> WHAT IS NEEDED:
Each record below is to be reproduced without any change.

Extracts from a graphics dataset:
———
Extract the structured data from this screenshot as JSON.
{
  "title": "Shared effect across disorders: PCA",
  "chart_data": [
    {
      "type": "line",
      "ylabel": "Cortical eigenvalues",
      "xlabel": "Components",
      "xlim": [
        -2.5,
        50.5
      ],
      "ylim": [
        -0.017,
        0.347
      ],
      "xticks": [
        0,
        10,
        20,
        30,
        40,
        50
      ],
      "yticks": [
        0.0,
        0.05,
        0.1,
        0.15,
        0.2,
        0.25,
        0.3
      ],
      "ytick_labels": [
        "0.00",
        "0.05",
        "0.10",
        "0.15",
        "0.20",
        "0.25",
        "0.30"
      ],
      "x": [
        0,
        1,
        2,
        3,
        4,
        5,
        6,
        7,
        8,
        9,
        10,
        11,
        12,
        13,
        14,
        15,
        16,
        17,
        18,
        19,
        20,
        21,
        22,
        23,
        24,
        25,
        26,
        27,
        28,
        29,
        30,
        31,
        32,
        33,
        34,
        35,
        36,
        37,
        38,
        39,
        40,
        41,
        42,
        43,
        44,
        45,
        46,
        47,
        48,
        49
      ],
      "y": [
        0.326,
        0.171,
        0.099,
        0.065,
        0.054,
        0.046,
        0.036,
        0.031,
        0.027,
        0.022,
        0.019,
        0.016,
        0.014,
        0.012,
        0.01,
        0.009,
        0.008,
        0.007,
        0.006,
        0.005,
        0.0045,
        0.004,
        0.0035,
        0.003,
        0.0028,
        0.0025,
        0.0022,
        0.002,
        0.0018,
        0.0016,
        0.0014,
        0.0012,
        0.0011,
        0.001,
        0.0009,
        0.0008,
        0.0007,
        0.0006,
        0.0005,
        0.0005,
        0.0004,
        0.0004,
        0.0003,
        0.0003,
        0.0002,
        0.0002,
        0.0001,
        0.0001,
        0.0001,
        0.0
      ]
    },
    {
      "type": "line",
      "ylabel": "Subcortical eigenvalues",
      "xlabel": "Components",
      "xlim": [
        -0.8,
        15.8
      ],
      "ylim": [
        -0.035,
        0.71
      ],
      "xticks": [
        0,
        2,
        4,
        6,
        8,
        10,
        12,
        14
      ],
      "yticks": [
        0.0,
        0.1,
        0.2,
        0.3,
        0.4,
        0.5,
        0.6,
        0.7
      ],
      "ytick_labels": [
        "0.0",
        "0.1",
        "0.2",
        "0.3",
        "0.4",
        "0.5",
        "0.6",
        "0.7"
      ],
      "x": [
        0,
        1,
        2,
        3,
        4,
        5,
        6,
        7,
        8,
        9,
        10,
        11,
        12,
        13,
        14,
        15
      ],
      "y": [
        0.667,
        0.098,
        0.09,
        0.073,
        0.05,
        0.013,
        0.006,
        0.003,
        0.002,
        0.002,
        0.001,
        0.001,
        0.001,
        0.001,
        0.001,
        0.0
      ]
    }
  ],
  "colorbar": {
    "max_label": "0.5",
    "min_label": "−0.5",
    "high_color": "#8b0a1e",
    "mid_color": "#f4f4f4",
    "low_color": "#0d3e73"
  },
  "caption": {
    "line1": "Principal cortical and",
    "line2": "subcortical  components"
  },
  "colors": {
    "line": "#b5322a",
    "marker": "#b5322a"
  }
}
———
> TASK RESPONSE:
Extract the structured data from this screenshot as JSON.
{
  "title": "Shared effect across disorders: PCA",
  "chart_data": [
    {
      "type": "line",
      "ylabel": "Cortical eigenvalues",
      "xlabel": "Components",
      "xlim": [
        -2.5,
        50.5
      ],
      "ylim": [
        -0.017,
        0.347
      ],
      "xticks": [
        0,
        10,
        20,
        30,
        40,
        50
      ],
      "yticks": [
        0.0,
        0.05,
        0.1,
        0.15,
        0.2,
        0.25,
        0.3
      ],
      "ytick_labels": [
        "0.00",
        "0.05",
        "0.10",
        "0.15",
        "0.20",
        "0.25",
        "0.30"
      ],
      "x": [
        0,
        1,
        2,
        3,
        4,
        5,
        6,
        7,
        8,
        9,
        10,
        11,
        12,
        13,
        14,
        15,
        16,
        17,
        18,
        19,
        20,
        21,
        22,
        23,
        24,
        25,
        26,
        27,
        28,
        29,
        30,
        31,
        32,
        33,
        34,
        35,
        36,
        37,
        38,
        39,
        40,
        41,
        42,
        43,
        44,
        45,
        46,
        47,
        48,
        49
      ],
      "y": [
        0.326,
        0.171,
        0.099,
        0.065,
        0.054,
        0.046,
        0.036,
        0.031,
        0.027,
        0.022,
        0.019,
        0.016,
        0.014,
        0.012,
        0.01,
        0.009,
        0.008,
        0.007,
        0.006,
        0.005,
        0.0045,
        0.004,
        0.0035,
        0.003,
        0.0028,
        0.0025,
        0.0022,
        0.002,
        0.0018,
        0.0016,
        0.0014,
        0.0012,
        0.0011,
        0.001,
        0.0009,
        0.0008,
        0.0007,
        0.0006,
        0.0005,
        0.0005,
        0.0004,
        0.0004,
        0.0003,
        0.0003,
        0.0002,
        0.0002,
        0.0001,
        0.0001,
        0.0001,
        0.0
      ]
    },
    {
      "type": "line",
      "ylabel": "Subcortical eigenvalues",
      "xlabel": "Components",
      "xlim": [
        -0.8,
        15.8
      ],
      "ylim": [
        -0.035,
        0.71
      ],
      "xticks": [
        0,
        2,
        4,
        6,
        8,
        10,
        12,
        14
      ],
      "yticks": [
        0.0,
        0.1,
        0.2,
        0.3,
        0.4,
        0.5,
        0.6,
        0.7
      ],
      "ytick_labels": [
        "0.0",
        "0.1",
        "0.2",
        "0.3",
        "0.4",
        "0.5",
        "0.6",
        "0.7"
      ],
      "x": [
        0,
        1,
        2,
        3,
        4,
        5,
        6,
        7,
        8,
        9,
        10,
        11,
        12,
        13,
        14,
        15
      ],
      "y": [
        0.667,
        0.098,
        0.09,
        0.073,
        0.05,
        0.013,
        0.006,
        0.003,
        0.002,
        0.002,
        0.001,
        0.001,
        0.001,
        0.001,
        0.001,
        0.0
      ]
    }
  ],
  "colorbar": {
    "max_label": "0.5",
    "min_label": "−0.5",
    "high_color": "#8b0a1e",
    "mid_color": "#f4f4f4",
    "low_color": "#0d3e73"
  },
  "caption": {
    "line1": "Principal cortical and",
    "line2": "subcortical  components"
  },
  "colors": {
    "line": "#b5322a",
    "marker": "#b5322a"
  }
}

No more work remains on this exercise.